Stored data
=====

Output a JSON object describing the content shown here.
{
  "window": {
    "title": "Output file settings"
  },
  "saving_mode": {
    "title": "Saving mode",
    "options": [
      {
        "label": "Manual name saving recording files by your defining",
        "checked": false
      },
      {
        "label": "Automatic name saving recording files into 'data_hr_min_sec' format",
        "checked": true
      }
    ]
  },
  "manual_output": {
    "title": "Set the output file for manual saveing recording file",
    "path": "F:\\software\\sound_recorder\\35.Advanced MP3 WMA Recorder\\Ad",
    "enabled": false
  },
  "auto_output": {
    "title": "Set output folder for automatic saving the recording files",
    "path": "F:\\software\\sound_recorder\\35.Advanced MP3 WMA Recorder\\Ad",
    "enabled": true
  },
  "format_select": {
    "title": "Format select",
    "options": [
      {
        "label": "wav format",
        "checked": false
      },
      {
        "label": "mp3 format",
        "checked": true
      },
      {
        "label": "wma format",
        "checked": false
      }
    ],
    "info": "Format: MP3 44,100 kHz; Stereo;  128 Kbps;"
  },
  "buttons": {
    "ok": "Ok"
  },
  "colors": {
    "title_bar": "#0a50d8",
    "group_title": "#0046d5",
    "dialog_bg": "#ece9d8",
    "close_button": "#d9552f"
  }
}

=====

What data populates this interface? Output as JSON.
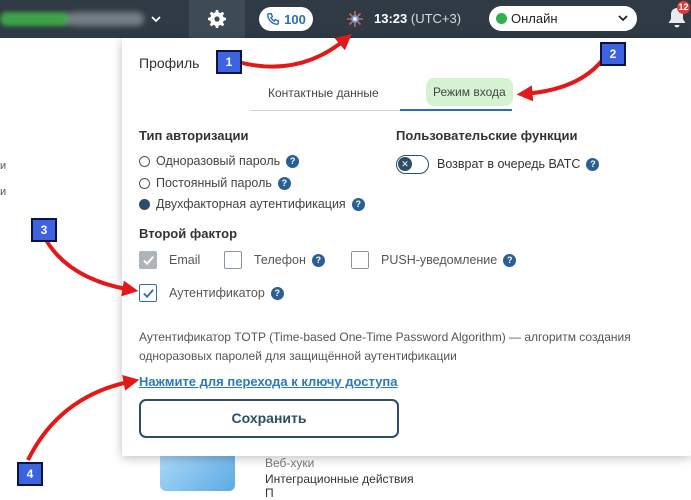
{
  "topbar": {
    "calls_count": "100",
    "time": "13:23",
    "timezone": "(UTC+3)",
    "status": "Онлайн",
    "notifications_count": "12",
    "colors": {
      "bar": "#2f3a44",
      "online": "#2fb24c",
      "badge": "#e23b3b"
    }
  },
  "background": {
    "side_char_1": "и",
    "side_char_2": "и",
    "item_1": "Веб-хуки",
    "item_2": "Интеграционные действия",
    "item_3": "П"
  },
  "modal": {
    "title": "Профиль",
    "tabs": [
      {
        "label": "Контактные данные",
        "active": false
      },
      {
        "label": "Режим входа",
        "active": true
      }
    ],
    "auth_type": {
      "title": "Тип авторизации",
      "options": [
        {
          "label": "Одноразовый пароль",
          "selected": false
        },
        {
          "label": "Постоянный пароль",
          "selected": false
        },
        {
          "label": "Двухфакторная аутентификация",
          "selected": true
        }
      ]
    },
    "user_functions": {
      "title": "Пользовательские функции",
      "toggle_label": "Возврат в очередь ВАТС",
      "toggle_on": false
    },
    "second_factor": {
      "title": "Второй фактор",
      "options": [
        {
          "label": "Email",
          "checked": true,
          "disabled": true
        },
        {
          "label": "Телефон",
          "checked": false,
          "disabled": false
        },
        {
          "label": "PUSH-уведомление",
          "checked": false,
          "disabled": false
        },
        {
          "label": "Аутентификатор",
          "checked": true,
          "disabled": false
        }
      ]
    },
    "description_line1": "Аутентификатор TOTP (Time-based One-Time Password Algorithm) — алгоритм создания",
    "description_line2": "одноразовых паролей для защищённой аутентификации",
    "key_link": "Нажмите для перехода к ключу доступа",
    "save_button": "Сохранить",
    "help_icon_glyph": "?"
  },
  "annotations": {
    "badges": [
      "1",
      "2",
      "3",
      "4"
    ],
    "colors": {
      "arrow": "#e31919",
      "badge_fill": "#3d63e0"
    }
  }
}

=====

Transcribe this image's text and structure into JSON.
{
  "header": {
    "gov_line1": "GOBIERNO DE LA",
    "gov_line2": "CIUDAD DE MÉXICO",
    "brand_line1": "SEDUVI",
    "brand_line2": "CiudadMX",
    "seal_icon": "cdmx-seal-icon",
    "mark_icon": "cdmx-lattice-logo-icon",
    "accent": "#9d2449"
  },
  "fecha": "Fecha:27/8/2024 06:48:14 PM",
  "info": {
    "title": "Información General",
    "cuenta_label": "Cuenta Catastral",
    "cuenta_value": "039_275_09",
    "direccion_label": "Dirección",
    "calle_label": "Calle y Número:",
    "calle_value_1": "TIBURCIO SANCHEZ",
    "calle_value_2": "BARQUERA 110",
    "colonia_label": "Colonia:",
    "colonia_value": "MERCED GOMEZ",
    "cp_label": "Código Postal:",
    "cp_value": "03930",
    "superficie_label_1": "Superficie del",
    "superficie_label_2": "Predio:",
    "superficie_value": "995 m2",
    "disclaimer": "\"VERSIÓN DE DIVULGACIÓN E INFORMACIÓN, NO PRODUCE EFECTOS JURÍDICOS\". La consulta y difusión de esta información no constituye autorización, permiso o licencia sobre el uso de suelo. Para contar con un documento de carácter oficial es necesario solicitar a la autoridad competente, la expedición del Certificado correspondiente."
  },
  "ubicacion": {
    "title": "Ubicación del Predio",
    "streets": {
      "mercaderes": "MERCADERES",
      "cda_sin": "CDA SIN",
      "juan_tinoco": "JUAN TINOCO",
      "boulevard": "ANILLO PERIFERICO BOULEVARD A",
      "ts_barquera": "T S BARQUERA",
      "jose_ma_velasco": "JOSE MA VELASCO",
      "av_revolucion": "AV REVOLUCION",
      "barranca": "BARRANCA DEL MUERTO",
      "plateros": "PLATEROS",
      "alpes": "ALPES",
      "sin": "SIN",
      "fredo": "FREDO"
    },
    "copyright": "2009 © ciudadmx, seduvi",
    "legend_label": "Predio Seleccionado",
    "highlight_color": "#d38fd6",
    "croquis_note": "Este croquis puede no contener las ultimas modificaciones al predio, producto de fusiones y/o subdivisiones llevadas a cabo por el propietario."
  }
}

=====

> THE EXERCISE
Keep only those lines of the records that hold "true", and return them.

> CORRECT OUTPUT
        "checked": true
    "enabled": true
        "checked": true
        "active": true
          "selected": true
          "checked": true,
          "disabled": true
          "checked": true,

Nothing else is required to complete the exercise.